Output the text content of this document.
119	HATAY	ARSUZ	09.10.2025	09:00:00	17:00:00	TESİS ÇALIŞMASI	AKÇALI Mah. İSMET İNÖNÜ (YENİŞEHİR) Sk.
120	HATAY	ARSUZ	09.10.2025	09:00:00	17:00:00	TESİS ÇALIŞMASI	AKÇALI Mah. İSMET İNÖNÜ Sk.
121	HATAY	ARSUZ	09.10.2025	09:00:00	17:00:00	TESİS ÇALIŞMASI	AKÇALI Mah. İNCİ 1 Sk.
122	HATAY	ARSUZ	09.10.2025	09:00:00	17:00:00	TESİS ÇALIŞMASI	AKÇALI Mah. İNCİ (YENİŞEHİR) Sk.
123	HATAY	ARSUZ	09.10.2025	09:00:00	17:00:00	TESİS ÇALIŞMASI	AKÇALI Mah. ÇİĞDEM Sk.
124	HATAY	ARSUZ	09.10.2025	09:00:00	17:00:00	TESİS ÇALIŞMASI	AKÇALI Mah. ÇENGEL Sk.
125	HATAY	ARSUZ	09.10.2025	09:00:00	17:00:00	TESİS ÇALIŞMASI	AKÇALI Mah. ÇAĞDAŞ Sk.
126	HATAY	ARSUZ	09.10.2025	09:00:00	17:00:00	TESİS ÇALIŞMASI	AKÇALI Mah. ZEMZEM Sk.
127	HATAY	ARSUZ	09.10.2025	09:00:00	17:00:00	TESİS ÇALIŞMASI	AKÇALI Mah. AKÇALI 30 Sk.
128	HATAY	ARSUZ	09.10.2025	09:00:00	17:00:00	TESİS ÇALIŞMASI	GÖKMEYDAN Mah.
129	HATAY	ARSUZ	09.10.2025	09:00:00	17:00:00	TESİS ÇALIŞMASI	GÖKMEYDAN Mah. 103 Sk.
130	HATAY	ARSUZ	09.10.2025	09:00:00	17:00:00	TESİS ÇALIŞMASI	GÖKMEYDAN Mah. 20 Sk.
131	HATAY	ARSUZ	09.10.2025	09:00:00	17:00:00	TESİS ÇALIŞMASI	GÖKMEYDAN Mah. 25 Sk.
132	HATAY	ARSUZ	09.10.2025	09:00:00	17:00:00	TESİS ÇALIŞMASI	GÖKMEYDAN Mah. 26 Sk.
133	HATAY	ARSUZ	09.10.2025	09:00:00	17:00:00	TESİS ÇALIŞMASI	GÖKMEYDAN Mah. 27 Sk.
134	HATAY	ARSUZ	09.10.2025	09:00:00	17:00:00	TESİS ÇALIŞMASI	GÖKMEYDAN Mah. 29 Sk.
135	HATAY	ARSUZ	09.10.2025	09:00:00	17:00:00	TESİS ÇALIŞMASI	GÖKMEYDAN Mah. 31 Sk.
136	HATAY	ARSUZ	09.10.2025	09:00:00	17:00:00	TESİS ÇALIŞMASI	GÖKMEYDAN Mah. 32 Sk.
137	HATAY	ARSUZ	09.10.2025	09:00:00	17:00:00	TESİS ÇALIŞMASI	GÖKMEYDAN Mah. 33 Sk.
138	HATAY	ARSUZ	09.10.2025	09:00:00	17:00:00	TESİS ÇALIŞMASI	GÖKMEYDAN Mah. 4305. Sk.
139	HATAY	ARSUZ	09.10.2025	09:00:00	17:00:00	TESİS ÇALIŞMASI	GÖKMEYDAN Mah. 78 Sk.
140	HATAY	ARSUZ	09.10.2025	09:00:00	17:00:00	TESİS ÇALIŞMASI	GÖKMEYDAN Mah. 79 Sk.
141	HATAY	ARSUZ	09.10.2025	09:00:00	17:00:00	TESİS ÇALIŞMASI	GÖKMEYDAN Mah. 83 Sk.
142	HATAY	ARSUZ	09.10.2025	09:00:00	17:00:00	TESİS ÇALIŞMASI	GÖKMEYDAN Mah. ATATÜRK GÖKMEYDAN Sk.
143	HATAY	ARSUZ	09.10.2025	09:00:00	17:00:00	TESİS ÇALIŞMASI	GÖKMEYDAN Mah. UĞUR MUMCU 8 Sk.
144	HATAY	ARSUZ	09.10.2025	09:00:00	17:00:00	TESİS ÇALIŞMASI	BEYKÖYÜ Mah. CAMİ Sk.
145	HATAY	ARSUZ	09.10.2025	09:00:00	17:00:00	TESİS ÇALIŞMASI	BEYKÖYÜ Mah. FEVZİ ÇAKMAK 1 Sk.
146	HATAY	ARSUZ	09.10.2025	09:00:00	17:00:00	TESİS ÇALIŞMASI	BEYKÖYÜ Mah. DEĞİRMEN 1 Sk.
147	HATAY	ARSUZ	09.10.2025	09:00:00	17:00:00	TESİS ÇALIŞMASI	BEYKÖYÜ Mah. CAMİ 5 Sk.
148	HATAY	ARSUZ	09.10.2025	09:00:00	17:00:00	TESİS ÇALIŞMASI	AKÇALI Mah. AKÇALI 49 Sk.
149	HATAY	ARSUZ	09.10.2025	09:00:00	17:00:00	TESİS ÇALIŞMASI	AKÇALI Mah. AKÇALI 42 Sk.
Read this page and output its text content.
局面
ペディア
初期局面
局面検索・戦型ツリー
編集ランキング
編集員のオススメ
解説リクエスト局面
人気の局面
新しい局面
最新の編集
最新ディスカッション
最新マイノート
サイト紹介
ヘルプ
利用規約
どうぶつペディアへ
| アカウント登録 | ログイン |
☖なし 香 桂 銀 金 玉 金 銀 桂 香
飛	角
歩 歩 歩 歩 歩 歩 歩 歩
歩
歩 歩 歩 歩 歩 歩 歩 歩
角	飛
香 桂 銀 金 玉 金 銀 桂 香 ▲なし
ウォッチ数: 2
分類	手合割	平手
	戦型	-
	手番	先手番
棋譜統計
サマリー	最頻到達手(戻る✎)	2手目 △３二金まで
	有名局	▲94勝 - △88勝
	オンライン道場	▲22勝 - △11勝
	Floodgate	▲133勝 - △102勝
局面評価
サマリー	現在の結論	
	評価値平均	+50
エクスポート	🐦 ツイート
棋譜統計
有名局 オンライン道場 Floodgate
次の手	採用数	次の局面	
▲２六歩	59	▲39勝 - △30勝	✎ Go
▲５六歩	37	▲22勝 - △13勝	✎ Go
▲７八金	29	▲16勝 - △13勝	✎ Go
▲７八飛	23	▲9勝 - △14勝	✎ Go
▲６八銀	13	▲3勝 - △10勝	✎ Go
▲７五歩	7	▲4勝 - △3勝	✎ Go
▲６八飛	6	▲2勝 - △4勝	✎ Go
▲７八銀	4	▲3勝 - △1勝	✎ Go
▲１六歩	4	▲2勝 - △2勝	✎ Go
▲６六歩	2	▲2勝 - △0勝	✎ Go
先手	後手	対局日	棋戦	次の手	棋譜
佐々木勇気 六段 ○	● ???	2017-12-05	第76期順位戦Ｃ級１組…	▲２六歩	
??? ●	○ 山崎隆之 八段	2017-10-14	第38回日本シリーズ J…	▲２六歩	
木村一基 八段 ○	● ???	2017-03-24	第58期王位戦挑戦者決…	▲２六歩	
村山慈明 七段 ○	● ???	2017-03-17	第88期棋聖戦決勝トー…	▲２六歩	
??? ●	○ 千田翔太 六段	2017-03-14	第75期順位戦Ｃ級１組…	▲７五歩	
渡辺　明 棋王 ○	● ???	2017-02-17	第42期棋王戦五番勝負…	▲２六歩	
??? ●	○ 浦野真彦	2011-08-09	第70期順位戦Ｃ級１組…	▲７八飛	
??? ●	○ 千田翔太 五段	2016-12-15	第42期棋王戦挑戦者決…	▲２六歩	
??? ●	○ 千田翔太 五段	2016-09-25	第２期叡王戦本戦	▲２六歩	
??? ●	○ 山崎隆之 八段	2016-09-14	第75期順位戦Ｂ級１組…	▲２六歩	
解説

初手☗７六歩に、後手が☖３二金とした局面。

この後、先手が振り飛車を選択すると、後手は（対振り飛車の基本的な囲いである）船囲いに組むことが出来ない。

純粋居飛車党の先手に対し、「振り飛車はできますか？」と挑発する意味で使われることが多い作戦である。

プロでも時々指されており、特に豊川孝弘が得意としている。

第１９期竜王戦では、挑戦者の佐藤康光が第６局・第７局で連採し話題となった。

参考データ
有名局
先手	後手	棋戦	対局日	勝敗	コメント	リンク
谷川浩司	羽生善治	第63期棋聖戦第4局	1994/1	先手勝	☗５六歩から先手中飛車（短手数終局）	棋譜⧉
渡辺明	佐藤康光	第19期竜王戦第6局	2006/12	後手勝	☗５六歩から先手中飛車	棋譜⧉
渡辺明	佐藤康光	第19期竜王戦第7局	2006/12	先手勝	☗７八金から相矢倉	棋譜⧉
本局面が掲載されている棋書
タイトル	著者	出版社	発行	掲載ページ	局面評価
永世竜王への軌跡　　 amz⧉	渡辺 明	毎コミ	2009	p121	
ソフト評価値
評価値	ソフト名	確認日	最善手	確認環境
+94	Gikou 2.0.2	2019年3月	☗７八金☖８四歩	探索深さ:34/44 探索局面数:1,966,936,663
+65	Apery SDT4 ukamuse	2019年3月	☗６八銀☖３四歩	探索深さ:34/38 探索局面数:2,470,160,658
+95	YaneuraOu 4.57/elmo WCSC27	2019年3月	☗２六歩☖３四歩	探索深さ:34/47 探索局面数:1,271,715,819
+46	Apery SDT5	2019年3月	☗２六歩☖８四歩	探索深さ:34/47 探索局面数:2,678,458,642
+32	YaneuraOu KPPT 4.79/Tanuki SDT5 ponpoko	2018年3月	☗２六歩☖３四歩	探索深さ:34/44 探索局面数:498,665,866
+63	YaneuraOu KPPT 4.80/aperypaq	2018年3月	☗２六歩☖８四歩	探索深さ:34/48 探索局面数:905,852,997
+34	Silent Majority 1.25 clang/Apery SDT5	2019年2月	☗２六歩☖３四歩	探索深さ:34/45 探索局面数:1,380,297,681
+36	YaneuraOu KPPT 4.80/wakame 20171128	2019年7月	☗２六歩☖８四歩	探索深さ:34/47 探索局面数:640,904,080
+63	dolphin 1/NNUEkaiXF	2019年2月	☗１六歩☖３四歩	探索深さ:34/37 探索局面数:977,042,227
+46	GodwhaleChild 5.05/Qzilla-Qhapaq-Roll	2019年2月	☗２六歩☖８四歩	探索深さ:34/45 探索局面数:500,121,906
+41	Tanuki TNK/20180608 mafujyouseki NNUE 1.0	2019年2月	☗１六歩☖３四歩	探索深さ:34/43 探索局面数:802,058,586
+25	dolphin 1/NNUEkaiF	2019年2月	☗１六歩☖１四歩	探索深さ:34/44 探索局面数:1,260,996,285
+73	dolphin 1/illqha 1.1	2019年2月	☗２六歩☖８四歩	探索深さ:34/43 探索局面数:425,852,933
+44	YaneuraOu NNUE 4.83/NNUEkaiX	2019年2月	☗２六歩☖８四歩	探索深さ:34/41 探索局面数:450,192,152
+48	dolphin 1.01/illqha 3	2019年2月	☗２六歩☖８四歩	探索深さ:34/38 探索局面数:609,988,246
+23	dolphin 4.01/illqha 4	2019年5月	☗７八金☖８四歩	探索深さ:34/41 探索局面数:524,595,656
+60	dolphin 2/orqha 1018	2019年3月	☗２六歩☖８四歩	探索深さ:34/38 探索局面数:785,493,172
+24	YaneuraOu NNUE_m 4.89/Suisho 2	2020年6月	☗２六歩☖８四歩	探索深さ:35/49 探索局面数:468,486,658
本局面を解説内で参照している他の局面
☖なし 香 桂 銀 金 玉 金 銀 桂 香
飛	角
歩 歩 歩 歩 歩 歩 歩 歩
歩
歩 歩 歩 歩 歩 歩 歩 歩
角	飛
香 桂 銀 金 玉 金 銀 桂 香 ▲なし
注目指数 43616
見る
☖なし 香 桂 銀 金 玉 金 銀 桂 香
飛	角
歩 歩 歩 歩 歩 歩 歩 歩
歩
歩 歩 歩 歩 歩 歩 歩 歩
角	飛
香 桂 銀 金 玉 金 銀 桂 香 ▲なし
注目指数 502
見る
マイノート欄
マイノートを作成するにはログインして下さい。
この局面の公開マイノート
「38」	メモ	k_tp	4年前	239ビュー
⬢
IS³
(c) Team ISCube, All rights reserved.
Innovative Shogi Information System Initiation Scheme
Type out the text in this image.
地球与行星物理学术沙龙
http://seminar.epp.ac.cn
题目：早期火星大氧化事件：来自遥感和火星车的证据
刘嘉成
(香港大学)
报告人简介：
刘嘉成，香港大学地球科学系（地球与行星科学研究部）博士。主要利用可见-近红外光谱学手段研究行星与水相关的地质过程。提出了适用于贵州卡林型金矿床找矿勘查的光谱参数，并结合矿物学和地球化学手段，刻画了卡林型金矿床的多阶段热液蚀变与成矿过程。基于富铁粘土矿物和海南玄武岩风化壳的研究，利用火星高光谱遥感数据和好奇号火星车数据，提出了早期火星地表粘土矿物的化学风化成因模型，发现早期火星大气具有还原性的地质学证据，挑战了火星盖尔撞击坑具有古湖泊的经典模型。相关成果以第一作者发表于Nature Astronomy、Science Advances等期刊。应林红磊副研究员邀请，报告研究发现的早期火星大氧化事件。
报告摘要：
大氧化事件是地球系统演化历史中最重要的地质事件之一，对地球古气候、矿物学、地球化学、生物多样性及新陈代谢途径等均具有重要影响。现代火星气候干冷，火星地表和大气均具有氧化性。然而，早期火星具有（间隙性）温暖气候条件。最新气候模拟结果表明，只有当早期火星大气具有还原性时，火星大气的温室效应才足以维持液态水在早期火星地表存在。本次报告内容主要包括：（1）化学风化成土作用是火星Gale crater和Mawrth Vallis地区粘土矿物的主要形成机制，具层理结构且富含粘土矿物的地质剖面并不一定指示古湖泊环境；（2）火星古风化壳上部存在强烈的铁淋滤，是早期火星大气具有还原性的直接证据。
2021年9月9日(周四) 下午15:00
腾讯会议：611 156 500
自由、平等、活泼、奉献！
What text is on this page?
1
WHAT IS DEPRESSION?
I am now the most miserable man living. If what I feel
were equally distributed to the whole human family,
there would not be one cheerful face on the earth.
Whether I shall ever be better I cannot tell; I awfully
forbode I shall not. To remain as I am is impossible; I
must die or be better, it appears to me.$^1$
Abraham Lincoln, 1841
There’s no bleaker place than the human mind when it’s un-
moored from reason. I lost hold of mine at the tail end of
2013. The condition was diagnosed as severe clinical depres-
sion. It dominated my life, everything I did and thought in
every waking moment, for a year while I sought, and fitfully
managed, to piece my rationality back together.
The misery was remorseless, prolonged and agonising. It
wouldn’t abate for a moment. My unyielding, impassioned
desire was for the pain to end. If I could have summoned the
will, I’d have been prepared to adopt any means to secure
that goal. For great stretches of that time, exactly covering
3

Do this:
In the entries above, find each line with the word "page" and show it.

The reply:
Read this page and output its text content.
What text is on this page?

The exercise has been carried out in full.